— Begin Provided data —

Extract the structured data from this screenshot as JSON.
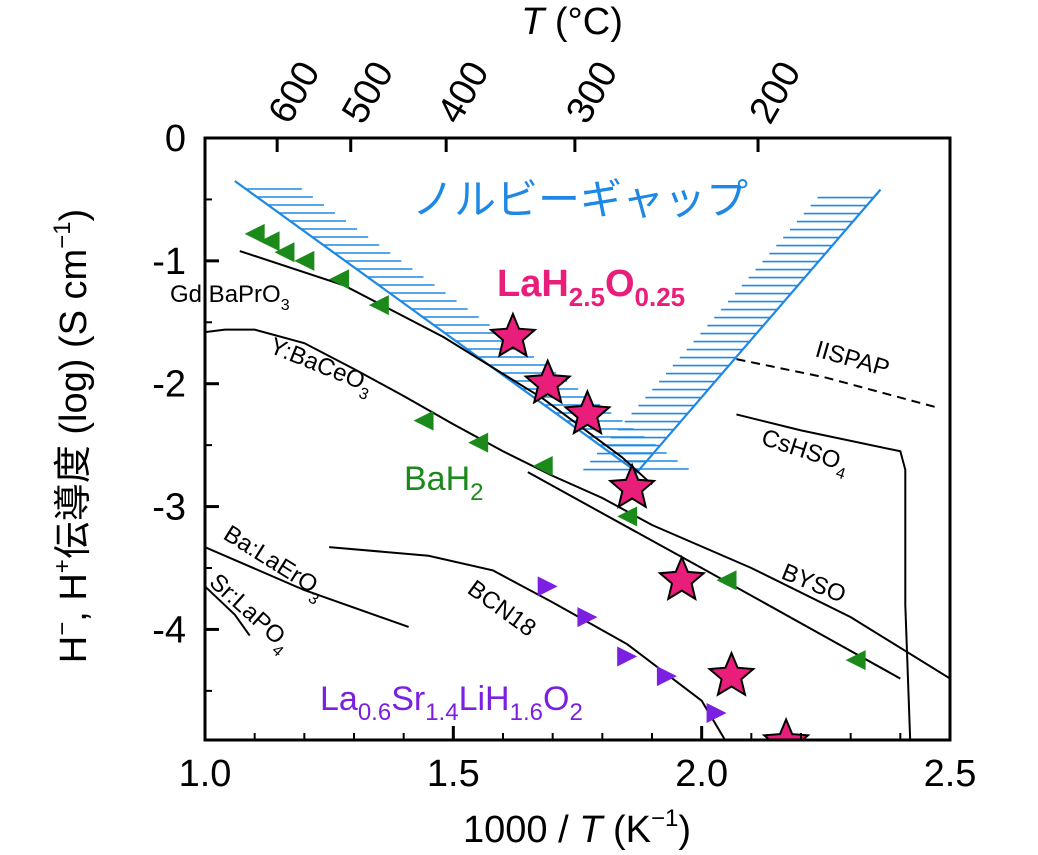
{
  "chart_data": {
    "type": "scatter",
    "xlabel_main": "1000 / ",
    "xlabel_var": "T",
    "xlabel_unit": " (K",
    "xlabel_exp": "−1",
    "xlabel_close": ")",
    "top_label_var": "T",
    "top_label_unit": " (°C)",
    "ylabel_main": "H",
    "ylabel_sup1": "−",
    "ylabel_mid": ", H",
    "ylabel_sup2": "+",
    "ylabel_rest": "伝導度 (log) (S cm",
    "ylabel_exp": "−1",
    "ylabel_close": ")",
    "xlim": [
      1.0,
      2.5
    ],
    "ylim": [
      -4.9,
      0
    ],
    "x_ticks": [
      "1.0",
      "1.5",
      "2.0",
      "2.5"
    ],
    "x_tick_values": [
      1.0,
      1.5,
      2.0,
      2.5
    ],
    "y_ticks": [
      "0",
      "-1",
      "-2",
      "-3",
      "-4"
    ],
    "y_tick_values": [
      0,
      -1,
      -2,
      -3,
      -4
    ],
    "top_ticks": [
      "600",
      "500",
      "400",
      "300",
      "200"
    ],
    "top_tick_celsius": [
      600,
      500,
      400,
      300,
      200
    ],
    "norby_gap": {
      "label": "ノルビーギャップ",
      "color": "#1e88e5",
      "left_line": [
        [
          1.06,
          -0.35
        ],
        [
          1.87,
          -2.72
        ]
      ],
      "right_line": [
        [
          1.87,
          -2.72
        ],
        [
          2.36,
          -0.42
        ]
      ]
    },
    "series": [
      {
        "name": "LaH",
        "name_sub1": "2.5",
        "name_mid": "O",
        "name_sub2": "0.25",
        "marker": "star",
        "color": "#e91e7a",
        "x": [
          1.62,
          1.69,
          1.77,
          1.86,
          1.96,
          2.06,
          2.17
        ],
        "y": [
          -1.62,
          -2.0,
          -2.25,
          -2.85,
          -3.6,
          -4.38,
          -4.92
        ]
      },
      {
        "name": "BaH",
        "name_sub1": "2",
        "marker": "triangle-left",
        "color": "#1b8a1b",
        "x": [
          1.1,
          1.13,
          1.16,
          1.2,
          1.27,
          1.35,
          1.44,
          1.55,
          1.68,
          1.85,
          2.05,
          2.31
        ],
        "y": [
          -0.78,
          -0.84,
          -0.93,
          -1.0,
          -1.15,
          -1.36,
          -2.3,
          -2.48,
          -2.67,
          -3.08,
          -3.6,
          -4.25
        ]
      },
      {
        "name_a": "La",
        "sub_a": "0.6",
        "name_b": "Sr",
        "sub_b": "1.4",
        "name_c": "LiH",
        "sub_c": "1.6",
        "name_d": "O",
        "sub_d": "2",
        "marker": "triangle-right",
        "color": "#7b1fe0",
        "x": [
          1.69,
          1.77,
          1.85,
          1.93,
          2.03
        ],
        "y": [
          -3.65,
          -3.9,
          -4.22,
          -4.38,
          -4.68
        ]
      }
    ],
    "lines": [
      {
        "label": "Gd:BaPrO",
        "label_sub": "3",
        "dash": false,
        "points": [
          [
            1.07,
            -0.92
          ],
          [
            1.28,
            -1.2
          ],
          [
            1.48,
            -1.62
          ],
          [
            1.68,
            -2.12
          ],
          [
            1.84,
            -2.6
          ],
          [
            1.9,
            -2.82
          ]
        ]
      },
      {
        "label": "Y:BaCeO",
        "label_sub": "3",
        "dash": false,
        "points": [
          [
            1.0,
            -1.58
          ],
          [
            1.04,
            -1.56
          ],
          [
            1.1,
            -1.56
          ],
          [
            1.2,
            -1.67
          ],
          [
            1.3,
            -1.88
          ],
          [
            1.4,
            -2.1
          ],
          [
            1.5,
            -2.33
          ],
          [
            1.6,
            -2.55
          ],
          [
            1.7,
            -2.75
          ],
          [
            1.8,
            -2.93
          ],
          [
            1.9,
            -3.15
          ],
          [
            2.1,
            -3.5
          ],
          [
            2.3,
            -3.9
          ],
          [
            2.5,
            -4.4
          ]
        ]
      },
      {
        "label": "BYSO",
        "dash": false,
        "points": [
          [
            1.65,
            -2.72
          ],
          [
            2.0,
            -3.5
          ],
          [
            2.4,
            -4.4
          ]
        ]
      },
      {
        "label": "CsHSO",
        "label_sub": "4",
        "dash": false,
        "points": [
          [
            2.07,
            -2.25
          ],
          [
            2.2,
            -2.38
          ],
          [
            2.4,
            -2.55
          ],
          [
            2.41,
            -2.7
          ],
          [
            2.41,
            -3.8
          ],
          [
            2.42,
            -4.92
          ]
        ]
      },
      {
        "label": "IISPAP",
        "dash": true,
        "points": [
          [
            2.07,
            -1.8
          ],
          [
            2.25,
            -1.95
          ],
          [
            2.48,
            -2.2
          ]
        ]
      },
      {
        "label": "BCN18",
        "dash": false,
        "points": [
          [
            1.25,
            -3.33
          ],
          [
            1.45,
            -3.4
          ],
          [
            1.58,
            -3.52
          ],
          [
            1.7,
            -3.78
          ],
          [
            1.85,
            -4.12
          ],
          [
            2.0,
            -4.58
          ],
          [
            2.05,
            -4.92
          ]
        ]
      },
      {
        "label": "Ba:LaErO",
        "label_sub": "3",
        "dash": false,
        "points": [
          [
            1.0,
            -3.33
          ],
          [
            1.2,
            -3.68
          ],
          [
            1.41,
            -3.98
          ]
        ]
      },
      {
        "label": "Sr:LaPO",
        "label_sub": "4",
        "dash": false,
        "points": [
          [
            1.0,
            -3.65
          ],
          [
            1.06,
            -3.88
          ],
          [
            1.09,
            -4.05
          ]
        ]
      }
    ]
  }
}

— End Provided data —

Job:
Find the lines containing "triangle" and list every one of them.

Exercise result:
        "marker": "triangle-left",
        "marker": "triangle-right",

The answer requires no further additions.